[Record di annotazione delle coordinate]
+ + +

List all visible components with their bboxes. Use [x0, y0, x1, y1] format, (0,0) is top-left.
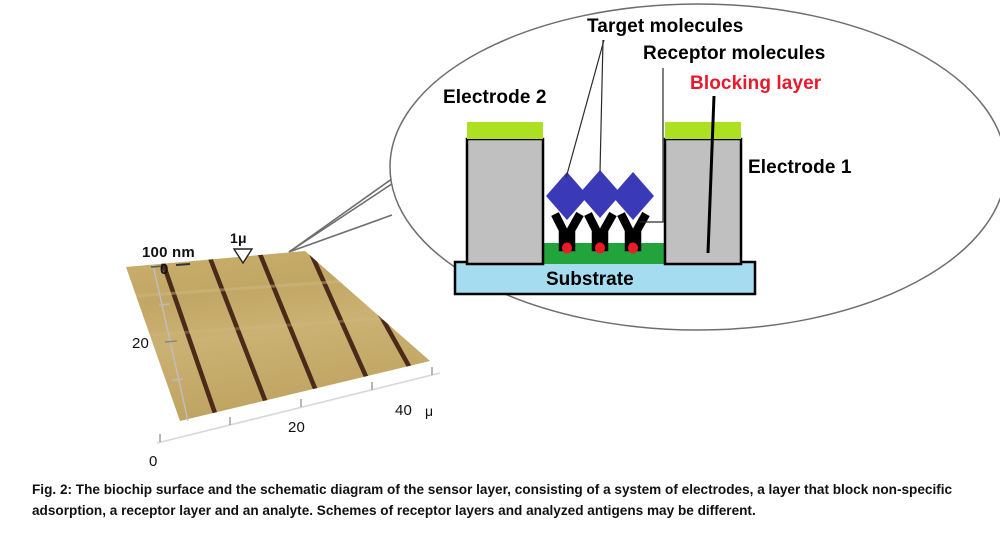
electrode-2-body	[467, 139, 543, 264]
label-receptor-molecules: Receptor molecules	[643, 43, 825, 65]
target-molecules-group	[546, 170, 654, 220]
receptor-anchor-dot	[562, 243, 572, 254]
label-target-molecules: Target molecules	[587, 16, 743, 38]
afm-z-zero-tick	[176, 264, 190, 265]
afm-x-axis-unit: μ	[425, 403, 433, 419]
label-electrode-1: Electrode 1	[748, 157, 852, 179]
receptor-anchor-dot	[628, 243, 638, 254]
figure-2-container: Target molecules Receptor molecules Bloc…	[0, 0, 1000, 547]
electrode-2-cap	[467, 122, 543, 139]
afm-x-axis-tick-0: 0	[149, 453, 158, 470]
afm-svg	[120, 225, 460, 475]
electrode-1-cap	[665, 122, 741, 139]
label-substrate: Substrate	[546, 269, 634, 291]
label-blocking-layer: Blocking layer	[690, 73, 821, 95]
afm-z-axis-title: 100 nm	[142, 244, 195, 261]
receptor-anchor-dot	[595, 243, 605, 254]
afm-surface-plane	[126, 251, 430, 421]
afm-x-axis-tick-20: 20	[288, 419, 305, 436]
figure-caption: Fig. 2: The biochip surface and the sche…	[32, 480, 962, 521]
afm-scale-marker-label: 1μ	[230, 230, 247, 246]
electrode-1-body	[665, 139, 741, 264]
label-electrode-2: Electrode 2	[443, 87, 547, 109]
afm-y-axis-tick-20: 20	[132, 335, 149, 352]
afm-x-axis-tick-40: 40	[395, 402, 412, 419]
afm-image-panel: 100 nm 0 1μ 20 0 20 40 μ	[120, 225, 460, 475]
afm-z-axis-zero-label: 0	[160, 261, 169, 278]
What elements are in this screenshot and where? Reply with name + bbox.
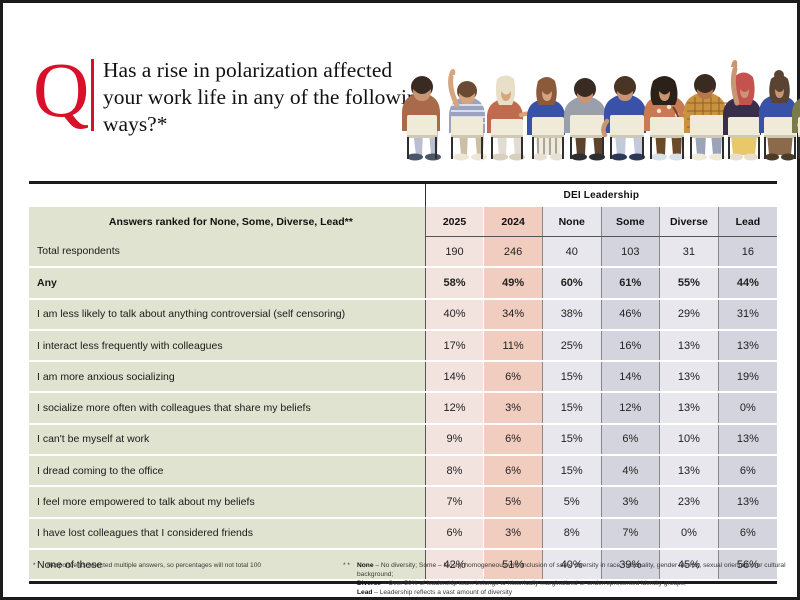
cell-2025: 8%: [425, 455, 484, 486]
cell-diverse: 13%: [660, 361, 719, 392]
cell-lead: 13%: [718, 486, 777, 517]
row-label: I dread coming to the office: [29, 455, 425, 486]
cell-2025: 40%: [425, 299, 484, 330]
cell-lead: 13%: [718, 424, 777, 455]
cell-diverse: 0%: [660, 518, 719, 549]
q-divider-rule: [91, 59, 94, 131]
cell-2025: 6%: [425, 518, 484, 549]
row-label: I interact less frequently with colleagu…: [29, 330, 425, 361]
cell-2025: 9%: [425, 424, 484, 455]
cell-2024: 3%: [484, 518, 543, 549]
group-header-row: DEI Leadership: [29, 184, 777, 207]
footnote-left-text: Respondents selected multiple answers, s…: [47, 561, 312, 570]
cell-2025: 17%: [425, 330, 484, 361]
cell-none: 15%: [542, 361, 601, 392]
cell-diverse: 31: [660, 237, 719, 268]
cell-none: 5%: [542, 486, 601, 517]
survey-table: DEI LeadershipAnswers ranked for None, S…: [29, 181, 777, 584]
table-row: I am less likely to talk about anything …: [29, 299, 777, 330]
cell-some: 61%: [601, 267, 660, 298]
footnote-def-none: – No diversity; Some – Mostly homogeneou…: [357, 562, 786, 578]
row-label: I have lost colleagues that I considered…: [29, 518, 425, 549]
cell-some: 16%: [601, 330, 660, 361]
footnote-left-marker: *: [33, 561, 47, 570]
results-table: DEI LeadershipAnswers ranked for None, S…: [29, 184, 777, 581]
cell-some: 103: [601, 237, 660, 268]
cell-diverse: 13%: [660, 455, 719, 486]
cell-diverse: 55%: [660, 267, 719, 298]
cell-some: 12%: [601, 392, 660, 423]
row-label: I am more anxious socializing: [29, 361, 425, 392]
cell-2024: 6%: [484, 361, 543, 392]
table-row: Any58%49%60%61%55%44%: [29, 267, 777, 298]
cell-none: 8%: [542, 518, 601, 549]
cell-2024: 49%: [484, 267, 543, 298]
footnote-term-diverse: Diverse: [357, 580, 381, 587]
cell-none: 40: [542, 237, 601, 268]
table-row: I dread coming to the office8%6%15%4%13%…: [29, 455, 777, 486]
column-header-some[interactable]: Some: [601, 207, 660, 237]
table-row: I am more anxious socializing14%6%15%14%…: [29, 361, 777, 392]
cell-some: 4%: [601, 455, 660, 486]
cell-some: 46%: [601, 299, 660, 330]
cell-2025: 58%: [425, 267, 484, 298]
cell-lead: 16: [718, 237, 777, 268]
cell-diverse: 29%: [660, 299, 719, 330]
cell-none: 15%: [542, 392, 601, 423]
table-row: Total respondents190246401033116: [29, 237, 777, 268]
cell-lead: 6%: [718, 455, 777, 486]
footnote-def-lead: – Leadership reflects a vast amount of d…: [372, 589, 512, 596]
footnote-left: *Respondents selected multiple answers, …: [33, 561, 323, 570]
column-header-diverse[interactable]: Diverse: [660, 207, 719, 237]
row-label: Any: [29, 267, 425, 298]
cell-lead: 19%: [718, 361, 777, 392]
cell-none: 25%: [542, 330, 601, 361]
cell-diverse: 10%: [660, 424, 719, 455]
cell-2024: 6%: [484, 455, 543, 486]
footnote-term-none: None: [357, 562, 373, 569]
footnote-term-lead: Lead: [357, 589, 372, 596]
footnote-right-text: None – No diversity; Some – Mostly homog…: [357, 561, 787, 597]
page-header: Q Has a rise in polarization affected yo…: [33, 55, 783, 167]
cell-2024: 5%: [484, 486, 543, 517]
q-logo-mark: Q: [33, 51, 89, 129]
row-label: I feel more empowered to talk about my b…: [29, 486, 425, 517]
row-label: I socialize more often with colleagues t…: [29, 392, 425, 423]
table-row: I feel more empowered to talk about my b…: [29, 486, 777, 517]
cell-2024: 34%: [484, 299, 543, 330]
table-row: I interact less frequently with colleagu…: [29, 330, 777, 361]
cell-some: 7%: [601, 518, 660, 549]
column-header-none[interactable]: None: [542, 207, 601, 237]
cell-diverse: 13%: [660, 330, 719, 361]
table-row: I can't be myself at work9%6%15%6%10%13%: [29, 424, 777, 455]
row-label: I am less likely to talk about anything …: [29, 299, 425, 330]
column-header-2025[interactable]: 2025: [425, 207, 484, 237]
column-header-row: Answers ranked for None, Some, Diverse, …: [29, 207, 777, 237]
table-row: I socialize more often with colleagues t…: [29, 392, 777, 423]
page-title: Has a rise in polarization affected your…: [103, 57, 433, 138]
group-header-spacer: [29, 184, 425, 207]
cell-lead: 31%: [718, 299, 777, 330]
footnote-right-marker: * *: [343, 561, 357, 570]
column-header-2024[interactable]: 2024: [484, 207, 543, 237]
cell-2025: 190: [425, 237, 484, 268]
cell-2025: 7%: [425, 486, 484, 517]
cell-some: 14%: [601, 361, 660, 392]
row-label: Total respondents: [29, 237, 425, 268]
cell-some: 3%: [601, 486, 660, 517]
cell-none: 60%: [542, 267, 601, 298]
cell-some: 6%: [601, 424, 660, 455]
seated-audience-illustration: [401, 45, 800, 163]
column-header-lead[interactable]: Lead: [718, 207, 777, 237]
cell-2024: 3%: [484, 392, 543, 423]
cell-diverse: 13%: [660, 392, 719, 423]
cell-2024: 6%: [484, 424, 543, 455]
cell-none: 15%: [542, 424, 601, 455]
page-root: Q Has a rise in polarization affected yo…: [0, 0, 800, 600]
cell-2024: 246: [484, 237, 543, 268]
cell-2025: 14%: [425, 361, 484, 392]
footnote-right: * * None – No diversity; Some – Mostly h…: [343, 561, 800, 597]
cell-lead: 44%: [718, 267, 777, 298]
cell-lead: 13%: [718, 330, 777, 361]
table-row: I have lost colleagues that I considered…: [29, 518, 777, 549]
group-header-dei-leadership: DEI Leadership: [425, 184, 777, 207]
row-label: I can't be myself at work: [29, 424, 425, 455]
cell-lead: 6%: [718, 518, 777, 549]
cell-2025: 12%: [425, 392, 484, 423]
cell-2024: 11%: [484, 330, 543, 361]
cell-diverse: 23%: [660, 486, 719, 517]
column-header-label: Answers ranked for None, Some, Diverse, …: [29, 207, 425, 237]
footnote-def-diverse: – Over 50% of leadership team belongs to…: [381, 580, 686, 587]
cell-none: 38%: [542, 299, 601, 330]
cell-none: 15%: [542, 455, 601, 486]
cell-lead: 0%: [718, 392, 777, 423]
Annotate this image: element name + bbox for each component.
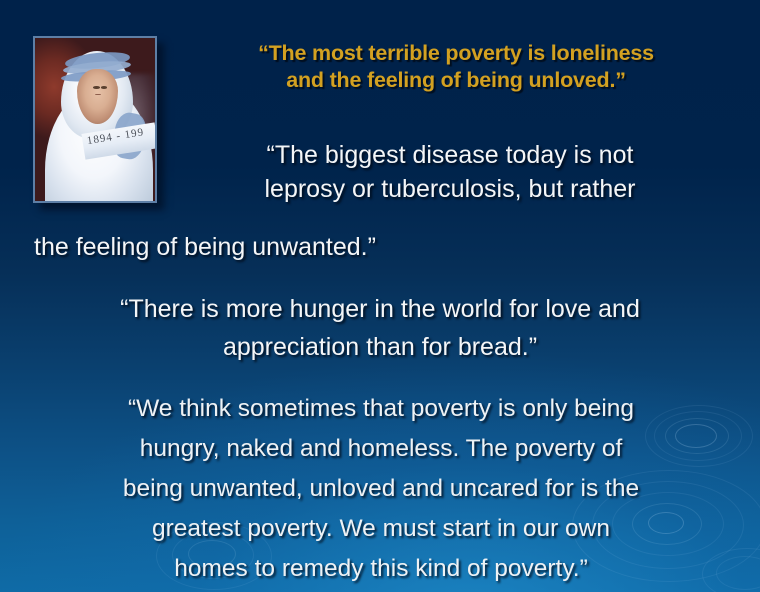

+ + +

→ **DETTAGLI DEL COMPITO**
Individua nei record tutte le righe che contengono la stringa "LeadershipAnswers" e riportale.

→ **RISULTATO FINALE**
survey-table: DEI LeadershipAnswers ranked for None, S…: [29, 181, 777, 584]
results-table: DEI LeadershipAnswers ranked for None, S…: [29, 184, 777, 581]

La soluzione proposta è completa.